*** Provided information ***

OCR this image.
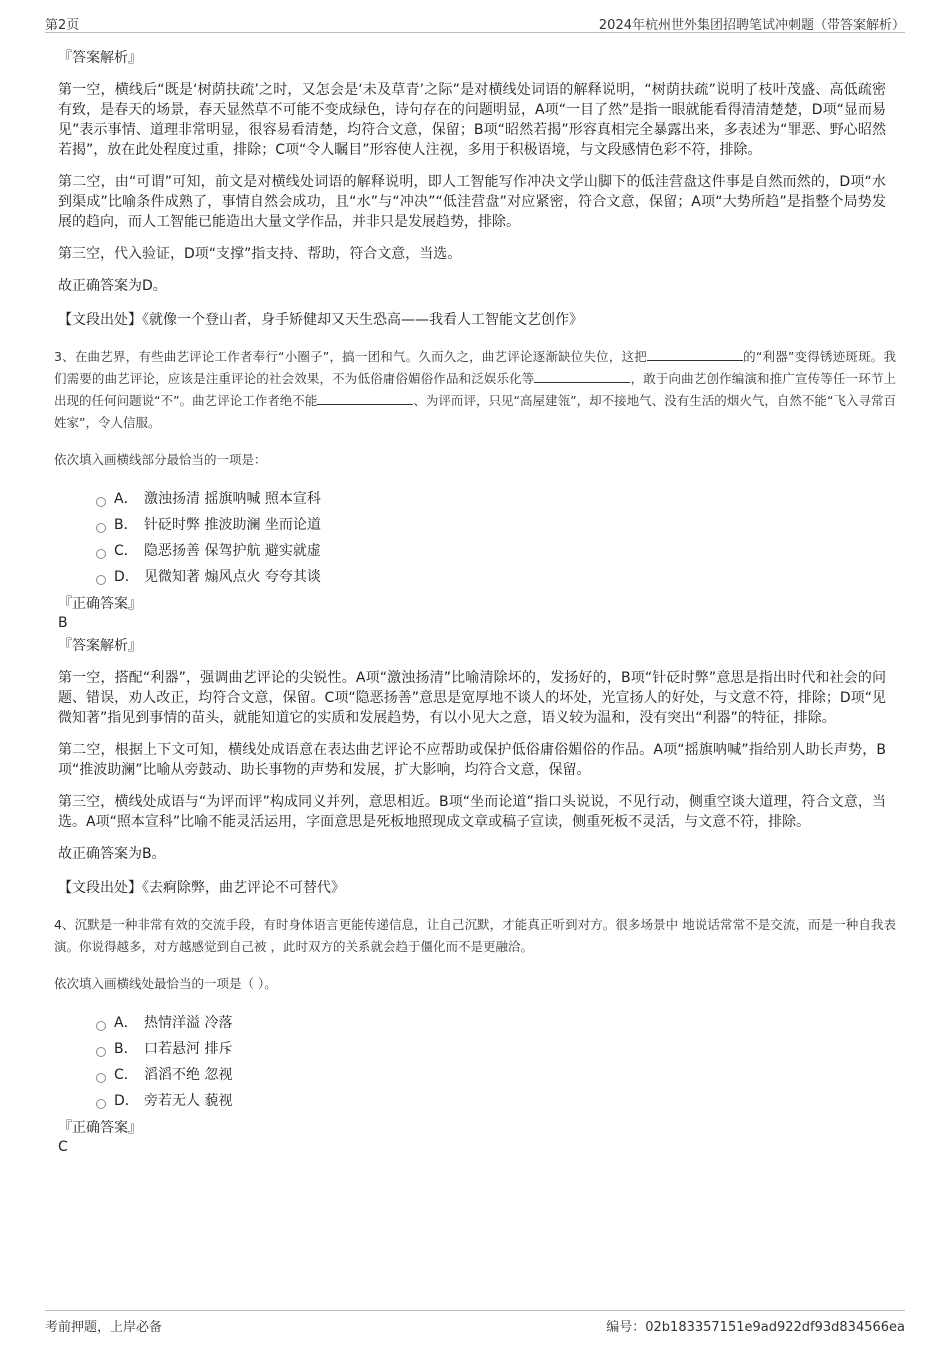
第2页	2024年杭州世外集团招聘笔试冲刺题（带答案解析）
『答案解析』

第一空，横线后“既是‘树荫扶疏’之时，又怎会是‘未及草青’之际”是对横线处词语的解释说明，“树荫扶疏”说明了枝叶茂盛、高低疏密有致，是春天的场景，春天显然草不可能不变成绿色，诗句存在的问题明显，A项“一目了然”是指一眼就能看得清清楚楚，D项“显而易见”表示事情、道理非常明显，很容易看清楚，均符合文意，保留；B项“昭然若揭”形容真相完全暴露出来，多表述为“罪恶、野心昭然若揭”，放在此处程度过重，排除；C项“令人瞩目”形容使人注视，多用于积极语境，与文段感情色彩不符，排除。

第二空，由“可谓”可知，前文是对横线处词语的解释说明，即人工智能写作冲决文学山脚下的低洼营盘这件事是自然而然的，D项“水到渠成”比喻条件成熟了，事情自然会成功，且“水”与“冲决”“低洼营盘”对应紧密，符合文意，保留；A项“大势所趋”是指整个局势发展的趋向，而人工智能已能造出大量文学作品，并非只是发展趋势，排除。

第三空，代入验证，D项“支撑”指支持、帮助，符合文意，当选。

故正确答案为D。

【文段出处】《就像一个登山者，身手矫健却又天生恐高——我看人工智能文艺创作》

3、在曲艺界，有些曲艺评论工作者奉行“小圈子”，搞一团和气。久而久之，曲艺评论逐渐缺位失位，这把	的“利器”变得锈迹斑斑。我们需要的曲艺评论，应该是注重评论的社会效果，不为低俗庸俗媚俗作品和泛娱乐化等	，敢于向曲艺创作编演和推广宣传等任一环节上出现的任何问题说“不”。曲艺评论工作者绝不能	、为评而评，只见“高屋建瓴”，却不接地气、没有生活的烟火气，自然不能“飞入寻常百姓家”，令人信服。

依次填入画横线部分最恰当的一项是：

A． 激浊扬清 摇旗呐喊 照本宣科
B． 针砭时弊 推波助澜 坐而论道
C． 隐恶扬善 保驾护航 避实就虚
D． 见微知著 煽风点火 夸夸其谈
『正确答案』
B
『答案解析』

第一空，搭配“利器”，强调曲艺评论的尖锐性。A项“激浊扬清”比喻清除坏的，发扬好的，B项“针砭时弊”意思是指出时代和社会的问题、错误，劝人改正，均符合文意，保留。C项“隐恶扬善”意思是宽厚地不谈人的坏处，光宣扬人的好处，与文意不符，排除；D项“见微知著”指见到事情的苗头，就能知道它的实质和发展趋势，有以小见大之意，语义较为温和，没有突出“利器”的特征，排除。

第二空，根据上下文可知，横线处成语意在表达曲艺评论不应帮助或保护低俗庸俗媚俗的作品。A项“摇旗呐喊”指给别人助长声势，B项“推波助澜”比喻从旁鼓动、助长事物的声势和发展，扩大影响，均符合文意，保留。

第三空，横线处成语与“为评而评”构成同义并列，意思相近。B项“坐而论道”指口头说说，不见行动，侧重空谈大道理，符合文意，当选。A项“照本宣科”比喻不能灵活运用，字面意思是死板地照现成文章或稿子宣读，侧重死板不灵活，与文意不符，排除。

故正确答案为B。

【文段出处】《去痾除弊，曲艺评论不可替代》

4、沉默是一种非常有效的交流手段，有时身体语言更能传递信息，让自己沉默，才能真正听到对方。很多场景中 地说话常常不是交流，而是一种自我表演。你说得越多，对方越感觉到自己被 ，此时双方的关系就会趋于僵化而不是更融洽。

依次填入画横线处最恰当的一项是（ ）。

A． 热情洋溢 冷落
B． 口若悬河 排斥
C． 滔滔不绝 忽视
D． 旁若无人 藐视
『正确答案』
C
考前押题，上岸必备	编号：02b183357151e9ad922df93d834566ea
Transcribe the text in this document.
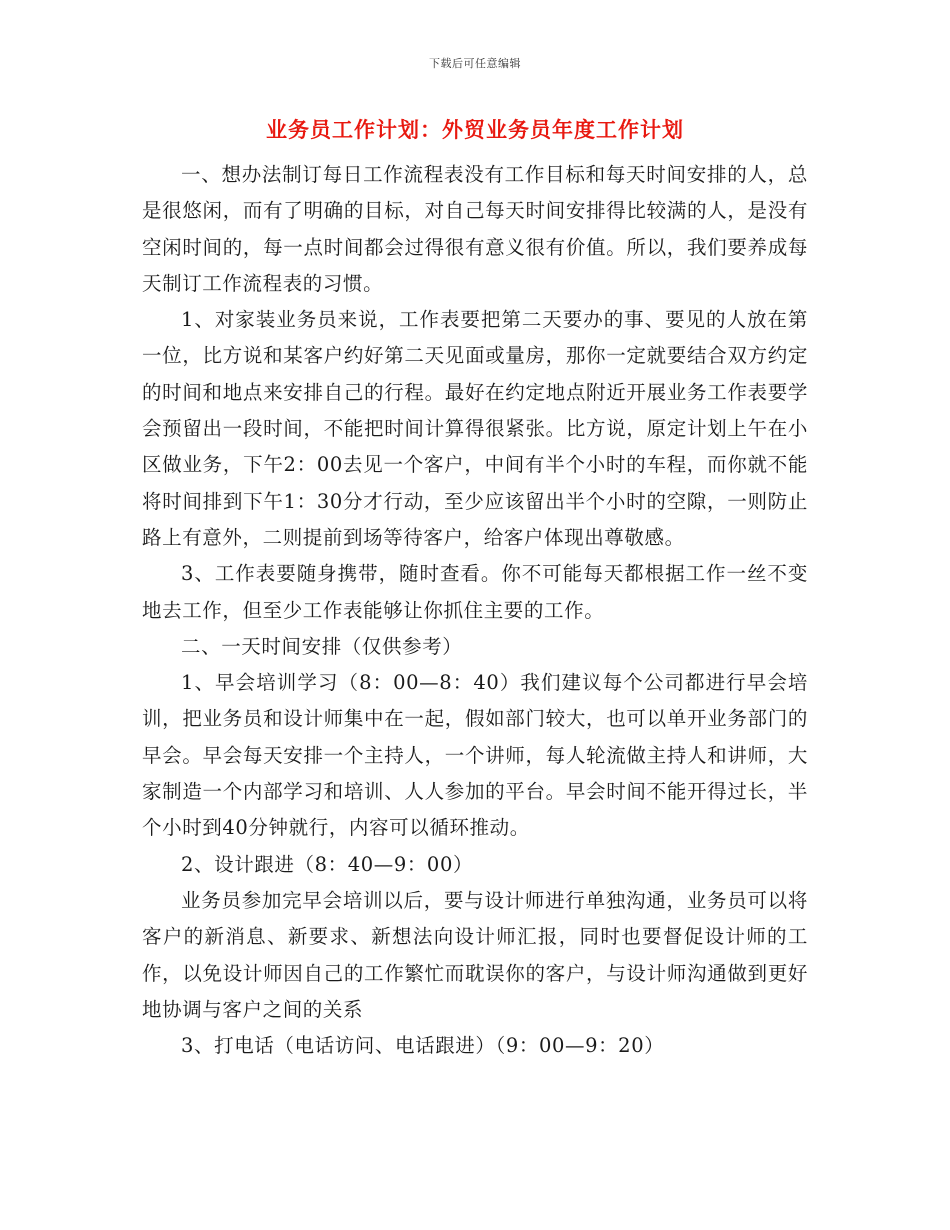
下载后可任意编辑
业务员工作计划：外贸业务员年度工作计划

一、想办法制订每日工作流程表没有工作目标和每天时间安排的人，总是很悠闲，而有了明确的目标，对自己每天时间安排得比较满的人，是没有空闲时间的，每一点时间都会过得很有意义很有价值。所以，我们要养成每天制订工作流程表的习惯。

1、对家装业务员来说，工作表要把第二天要办的事、要见的人放在第一位，比方说和某客户约好第二天见面或量房，那你一定就要结合双方约定的时间和地点来安排自己的行程。最好在约定地点附近开展业务工作表要学会预留出一段时间，不能把时间计算得很紧张。比方说，原定计划上午在小区做业务，下午2：00去见一个客户，中间有半个小时的车程，而你就不能将时间排到下午1：30分才行动，至少应该留出半个小时的空隙，一则防止路上有意外，二则提前到场等待客户，给客户体现出尊敬感。

3、工作表要随身携带，随时查看。你不可能每天都根据工作一丝不变地去工作，但至少工作表能够让你抓住主要的工作。

二、一天时间安排（仅供参考）

1、早会培训学习（8：00—8：40）我们建议每个公司都进行早会培训，把业务员和设计师集中在一起，假如部门较大，也可以单开业务部门的早会。早会每天安排一个主持人，一个讲师，每人轮流做主持人和讲师，大家制造一个内部学习和培训、人人参加的平台。早会时间不能开得过长，半个小时到40分钟就行，内容可以循环推动。

2、设计跟进（8：40—9：00）

业务员参加完早会培训以后，要与设计师进行单独沟通，业务员可以将客户的新消息、新要求、新想法向设计师汇报，同时也要督促设计师的工作，以免设计师因自己的工作繁忙而耽误你的客户，与设计师沟通做到更好地协调与客户之间的关系

3、打电话（电话访问、电话跟进）（9：00—9：20）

***

Work required >>
Transcribe the full listing character for character. Pictures are excluded.

Exercise answer >>
OCR this image.
第2页	2024年杭州世外集团招聘笔试冲刺题（带答案解析）
『答案解析』

第一空，横线后“既是‘树荫扶疏’之时，又怎会是‘未及草青’之际”是对横线处词语的解释说明，“树荫扶疏”说明了枝叶茂盛、高低疏密有致，是春天的场景，春天显然草不可能不变成绿色，诗句存在的问题明显，A项“一目了然”是指一眼就能看得清清楚楚，D项“显而易见”表示事情、道理非常明显，很容易看清楚，均符合文意，保留；B项“昭然若揭”形容真相完全暴露出来，多表述为“罪恶、野心昭然若揭”，放在此处程度过重，排除；C项“令人瞩目”形容使人注视，多用于积极语境，与文段感情色彩不符，排除。

第二空，由“可谓”可知，前文是对横线处词语的解释说明，即人工智能写作冲决文学山脚下的低洼营盘这件事是自然而然的，D项“水到渠成”比喻条件成熟了，事情自然会成功，且“水”与“冲决”“低洼营盘”对应紧密，符合文意，保留；A项“大势所趋”是指整个局势发展的趋向，而人工智能已能造出大量文学作品，并非只是发展趋势，排除。

第三空，代入验证，D项“支撑”指支持、帮助，符合文意，当选。

故正确答案为D。

【文段出处】《就像一个登山者，身手矫健却又天生恐高——我看人工智能文艺创作》

3、在曲艺界，有些曲艺评论工作者奉行“小圈子”，搞一团和气。久而久之，曲艺评论逐渐缺位失位，这把	的“利器”变得锈迹斑斑。我们需要的曲艺评论，应该是注重评论的社会效果，不为低俗庸俗媚俗作品和泛娱乐化等	，敢于向曲艺创作编演和推广宣传等任一环节上出现的任何问题说“不”。曲艺评论工作者绝不能	、为评而评，只见“高屋建瓴”，却不接地气、没有生活的烟火气，自然不能“飞入寻常百姓家”，令人信服。

依次填入画横线部分最恰当的一项是：

A． 激浊扬清 摇旗呐喊 照本宣科
B． 针砭时弊 推波助澜 坐而论道
C． 隐恶扬善 保驾护航 避实就虚
D． 见微知著 煽风点火 夸夸其谈
『正确答案』
B
『答案解析』

第一空，搭配“利器”，强调曲艺评论的尖锐性。A项“激浊扬清”比喻清除坏的，发扬好的，B项“针砭时弊”意思是指出时代和社会的问题、错误，劝人改正，均符合文意，保留。C项“隐恶扬善”意思是宽厚地不谈人的坏处，光宣扬人的好处，与文意不符，排除；D项“见微知著”指见到事情的苗头，就能知道它的实质和发展趋势，有以小见大之意，语义较为温和，没有突出“利器”的特征，排除。

第二空，根据上下文可知，横线处成语意在表达曲艺评论不应帮助或保护低俗庸俗媚俗的作品。A项“摇旗呐喊”指给别人助长声势，B项“推波助澜”比喻从旁鼓动、助长事物的声势和发展，扩大影响，均符合文意，保留。

第三空，横线处成语与“为评而评”构成同义并列，意思相近。B项“坐而论道”指口头说说，不见行动，侧重空谈大道理，符合文意，当选。A项“照本宣科”比喻不能灵活运用，字面意思是死板地照现成文章或稿子宣读，侧重死板不灵活，与文意不符，排除。

故正确答案为B。

【文段出处】《去痾除弊，曲艺评论不可替代》

4、沉默是一种非常有效的交流手段，有时身体语言更能传递信息，让自己沉默，才能真正听到对方。很多场景中 地说话常常不是交流，而是一种自我表演。你说得越多，对方越感觉到自己被 ，此时双方的关系就会趋于僵化而不是更融洽。

依次填入画横线处最恰当的一项是（ ）。

A． 热情洋溢 冷落
B． 口若悬河 排斥
C． 滔滔不绝 忽视
D． 旁若无人 藐视
『正确答案』
C
考前押题，上岸必备	编号：02b183357151e9ad922df93d834566ea
Transcribe the text in this document.
下载后可任意编辑
业务员工作计划：外贸业务员年度工作计划

一、想办法制订每日工作流程表没有工作目标和每天时间安排的人，总是很悠闲，而有了明确的目标，对自己每天时间安排得比较满的人，是没有空闲时间的，每一点时间都会过得很有意义很有价值。所以，我们要养成每天制订工作流程表的习惯。

1、对家装业务员来说，工作表要把第二天要办的事、要见的人放在第一位，比方说和某客户约好第二天见面或量房，那你一定就要结合双方约定的时间和地点来安排自己的行程。最好在约定地点附近开展业务工作表要学会预留出一段时间，不能把时间计算得很紧张。比方说，原定计划上午在小区做业务，下午2：00去见一个客户，中间有半个小时的车程，而你就不能将时间排到下午1：30分才行动，至少应该留出半个小时的空隙，一则防止路上有意外，二则提前到场等待客户，给客户体现出尊敬感。

3、工作表要随身携带，随时查看。你不可能每天都根据工作一丝不变地去工作，但至少工作表能够让你抓住主要的工作。

二、一天时间安排（仅供参考）

1、早会培训学习（8：00—8：40）我们建议每个公司都进行早会培训，把业务员和设计师集中在一起，假如部门较大，也可以单开业务部门的早会。早会每天安排一个主持人，一个讲师，每人轮流做主持人和讲师，大家制造一个内部学习和培训、人人参加的平台。早会时间不能开得过长，半个小时到40分钟就行，内容可以循环推动。

2、设计跟进（8：40—9：00）

业务员参加完早会培训以后，要与设计师进行单独沟通，业务员可以将客户的新消息、新要求、新想法向设计师汇报，同时也要督促设计师的工作，以免设计师因自己的工作繁忙而耽误你的客户，与设计师沟通做到更好地协调与客户之间的关系

3、打电话（电话访问、电话跟进）（9：00—9：20）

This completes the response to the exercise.